Records from a data source
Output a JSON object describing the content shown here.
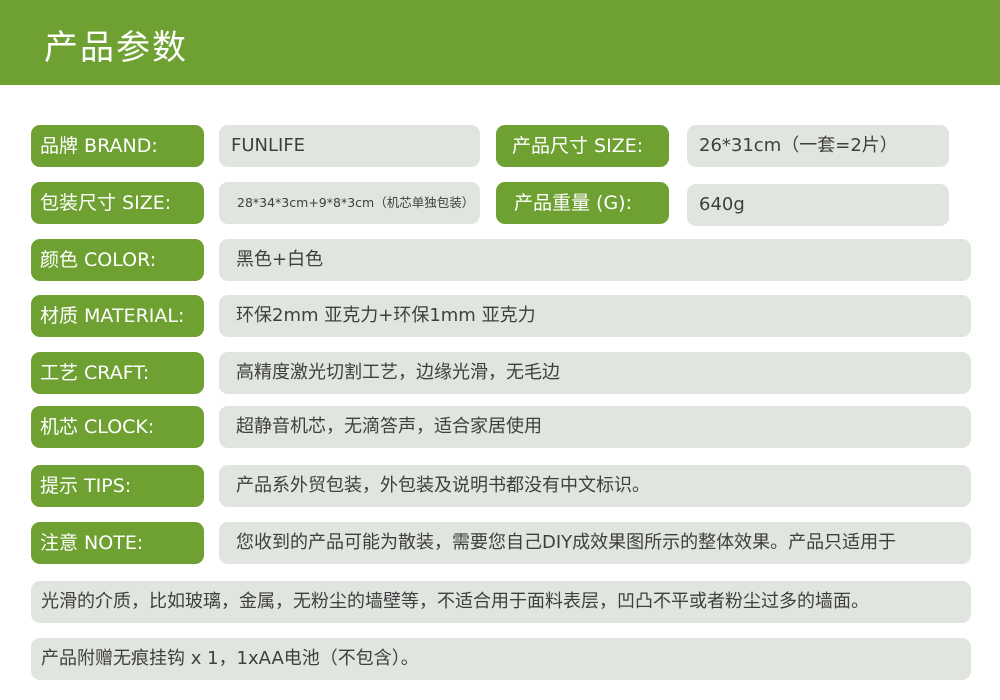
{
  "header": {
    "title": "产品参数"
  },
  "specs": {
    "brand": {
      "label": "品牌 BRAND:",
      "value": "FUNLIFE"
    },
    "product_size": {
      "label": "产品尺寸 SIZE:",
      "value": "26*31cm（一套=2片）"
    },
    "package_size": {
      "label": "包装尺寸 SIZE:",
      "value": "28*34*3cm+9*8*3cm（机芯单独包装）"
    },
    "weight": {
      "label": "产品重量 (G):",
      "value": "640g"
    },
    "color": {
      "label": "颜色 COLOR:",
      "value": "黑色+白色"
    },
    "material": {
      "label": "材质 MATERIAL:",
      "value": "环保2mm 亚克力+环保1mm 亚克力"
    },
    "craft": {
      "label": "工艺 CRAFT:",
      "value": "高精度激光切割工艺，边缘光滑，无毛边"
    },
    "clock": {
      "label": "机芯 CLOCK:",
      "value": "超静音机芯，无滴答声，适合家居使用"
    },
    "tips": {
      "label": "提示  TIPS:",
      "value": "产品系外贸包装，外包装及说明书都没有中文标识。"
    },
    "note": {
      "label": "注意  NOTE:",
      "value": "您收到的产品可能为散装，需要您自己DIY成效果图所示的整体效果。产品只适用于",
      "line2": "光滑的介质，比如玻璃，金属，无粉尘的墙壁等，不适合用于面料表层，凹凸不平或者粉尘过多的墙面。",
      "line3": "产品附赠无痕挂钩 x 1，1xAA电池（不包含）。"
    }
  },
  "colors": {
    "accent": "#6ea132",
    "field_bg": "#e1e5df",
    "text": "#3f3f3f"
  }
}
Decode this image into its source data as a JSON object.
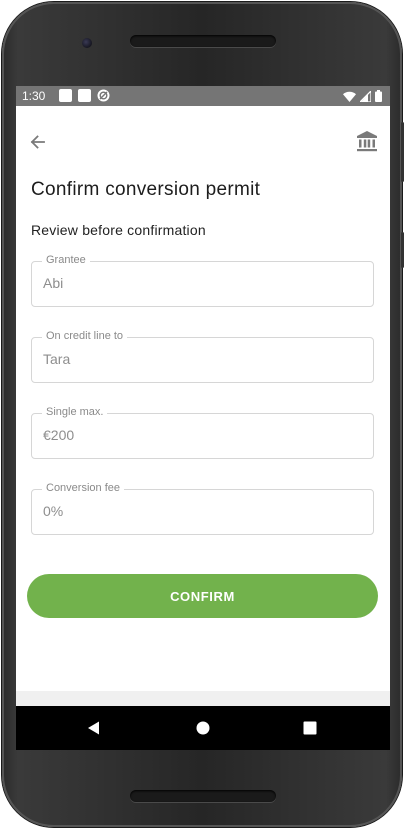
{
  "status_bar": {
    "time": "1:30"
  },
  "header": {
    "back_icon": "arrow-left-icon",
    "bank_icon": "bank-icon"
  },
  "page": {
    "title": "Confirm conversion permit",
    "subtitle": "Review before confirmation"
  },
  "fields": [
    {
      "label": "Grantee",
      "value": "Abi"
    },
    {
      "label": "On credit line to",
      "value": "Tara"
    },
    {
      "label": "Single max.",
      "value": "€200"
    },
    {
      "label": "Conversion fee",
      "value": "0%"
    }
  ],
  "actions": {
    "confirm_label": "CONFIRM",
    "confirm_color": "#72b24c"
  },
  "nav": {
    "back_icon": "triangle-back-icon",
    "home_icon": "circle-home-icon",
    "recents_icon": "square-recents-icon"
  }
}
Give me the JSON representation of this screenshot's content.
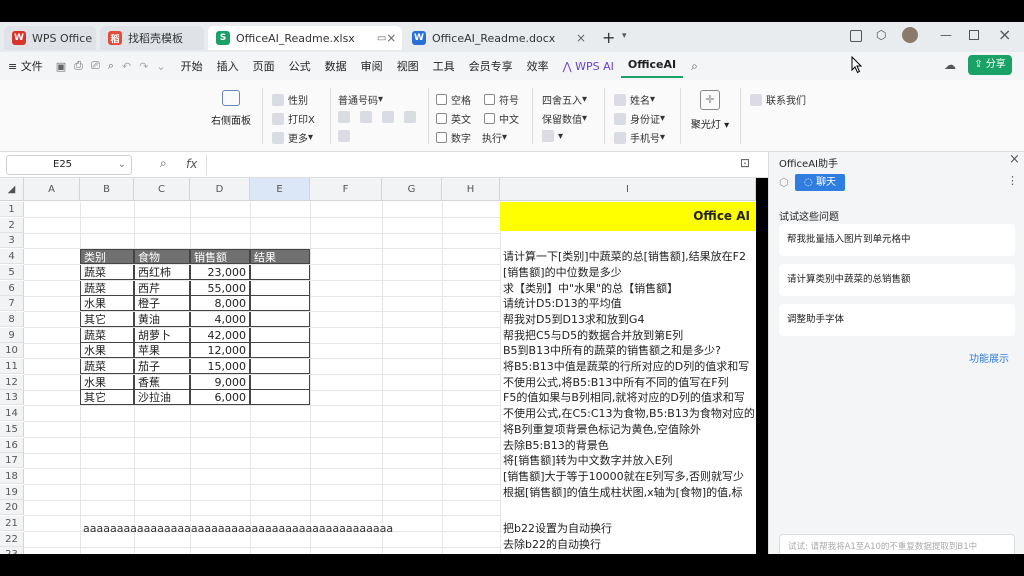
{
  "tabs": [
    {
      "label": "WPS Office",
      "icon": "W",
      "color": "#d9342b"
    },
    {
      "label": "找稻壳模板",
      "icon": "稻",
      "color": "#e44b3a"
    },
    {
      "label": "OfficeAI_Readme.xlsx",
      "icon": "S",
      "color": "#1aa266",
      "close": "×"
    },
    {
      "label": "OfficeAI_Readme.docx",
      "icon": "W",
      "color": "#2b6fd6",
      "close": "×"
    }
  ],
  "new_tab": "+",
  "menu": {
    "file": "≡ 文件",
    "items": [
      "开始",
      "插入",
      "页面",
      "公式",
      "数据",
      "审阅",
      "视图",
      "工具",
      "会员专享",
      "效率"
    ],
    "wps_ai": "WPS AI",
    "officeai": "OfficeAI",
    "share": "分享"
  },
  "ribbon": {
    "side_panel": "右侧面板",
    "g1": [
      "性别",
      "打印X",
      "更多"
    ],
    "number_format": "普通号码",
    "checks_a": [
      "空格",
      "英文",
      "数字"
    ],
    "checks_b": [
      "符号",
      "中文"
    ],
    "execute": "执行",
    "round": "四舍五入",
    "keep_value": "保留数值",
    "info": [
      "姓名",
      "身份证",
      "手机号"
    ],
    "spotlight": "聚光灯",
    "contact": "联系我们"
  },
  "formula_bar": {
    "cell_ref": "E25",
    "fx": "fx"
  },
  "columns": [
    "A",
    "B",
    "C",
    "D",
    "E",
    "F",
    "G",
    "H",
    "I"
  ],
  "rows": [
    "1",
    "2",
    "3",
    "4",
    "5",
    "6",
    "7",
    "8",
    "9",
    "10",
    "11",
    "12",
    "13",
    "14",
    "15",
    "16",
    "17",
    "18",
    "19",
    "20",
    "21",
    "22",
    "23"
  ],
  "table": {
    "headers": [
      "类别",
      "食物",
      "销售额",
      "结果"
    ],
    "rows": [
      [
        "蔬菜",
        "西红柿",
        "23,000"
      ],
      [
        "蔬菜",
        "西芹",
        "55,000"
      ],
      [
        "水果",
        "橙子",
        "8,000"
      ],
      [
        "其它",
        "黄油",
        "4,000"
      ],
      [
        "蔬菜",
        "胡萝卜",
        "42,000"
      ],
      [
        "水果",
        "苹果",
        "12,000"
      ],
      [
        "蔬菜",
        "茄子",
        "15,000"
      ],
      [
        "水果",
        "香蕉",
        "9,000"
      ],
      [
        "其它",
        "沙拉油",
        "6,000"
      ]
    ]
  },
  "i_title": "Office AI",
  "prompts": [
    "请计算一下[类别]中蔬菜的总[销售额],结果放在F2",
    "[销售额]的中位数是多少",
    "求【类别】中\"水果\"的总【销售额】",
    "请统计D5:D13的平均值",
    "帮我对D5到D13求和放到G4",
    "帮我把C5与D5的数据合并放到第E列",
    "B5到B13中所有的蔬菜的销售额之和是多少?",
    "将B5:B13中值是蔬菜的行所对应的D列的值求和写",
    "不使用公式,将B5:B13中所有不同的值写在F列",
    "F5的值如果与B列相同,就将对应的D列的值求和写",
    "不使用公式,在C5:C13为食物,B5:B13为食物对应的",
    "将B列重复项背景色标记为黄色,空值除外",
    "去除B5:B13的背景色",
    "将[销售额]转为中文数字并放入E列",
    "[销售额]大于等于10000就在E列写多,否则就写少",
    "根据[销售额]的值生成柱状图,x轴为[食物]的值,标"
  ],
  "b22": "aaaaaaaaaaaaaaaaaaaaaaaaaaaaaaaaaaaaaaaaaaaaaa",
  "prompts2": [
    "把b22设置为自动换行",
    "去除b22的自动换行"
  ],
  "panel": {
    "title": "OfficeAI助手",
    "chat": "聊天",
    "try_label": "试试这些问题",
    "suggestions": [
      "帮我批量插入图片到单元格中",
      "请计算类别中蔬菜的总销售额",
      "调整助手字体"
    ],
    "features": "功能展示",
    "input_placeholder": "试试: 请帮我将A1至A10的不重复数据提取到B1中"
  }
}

• [What to produce]: Copy each line from the records above that includes the string "不使用公式".

• [Output for this task]:
    "不使用公式,将B5:B13中所有不同的值写在F列",
    "不使用公式,在C5:C13为食物,B5:B13为食物对应的",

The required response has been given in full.